DIRECTION: Show every line in the records below that contains the word "不符合题意".

DATA LISTING:
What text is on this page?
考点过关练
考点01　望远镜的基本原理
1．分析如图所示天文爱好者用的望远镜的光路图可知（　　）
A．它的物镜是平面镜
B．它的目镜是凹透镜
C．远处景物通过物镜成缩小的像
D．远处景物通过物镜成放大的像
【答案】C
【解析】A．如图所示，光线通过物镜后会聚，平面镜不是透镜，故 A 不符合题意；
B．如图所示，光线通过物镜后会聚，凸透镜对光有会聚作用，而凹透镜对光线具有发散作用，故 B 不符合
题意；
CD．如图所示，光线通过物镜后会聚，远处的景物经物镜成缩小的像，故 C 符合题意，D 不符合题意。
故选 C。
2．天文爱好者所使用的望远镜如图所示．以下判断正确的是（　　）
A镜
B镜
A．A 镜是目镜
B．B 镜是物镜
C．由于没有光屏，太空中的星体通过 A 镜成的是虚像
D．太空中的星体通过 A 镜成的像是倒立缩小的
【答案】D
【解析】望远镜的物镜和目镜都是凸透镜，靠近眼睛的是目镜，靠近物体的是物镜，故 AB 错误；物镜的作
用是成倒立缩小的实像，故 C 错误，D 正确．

TASK RESULT:
【解析】A．如图所示，光线通过物镜后会聚，平面镜不是透镜，故 A 不符合题意；
CD．如图所示，光线通过物镜后会聚，远处的景物经物镜成缩小的像，故 C 符合题意，D 不符合题意。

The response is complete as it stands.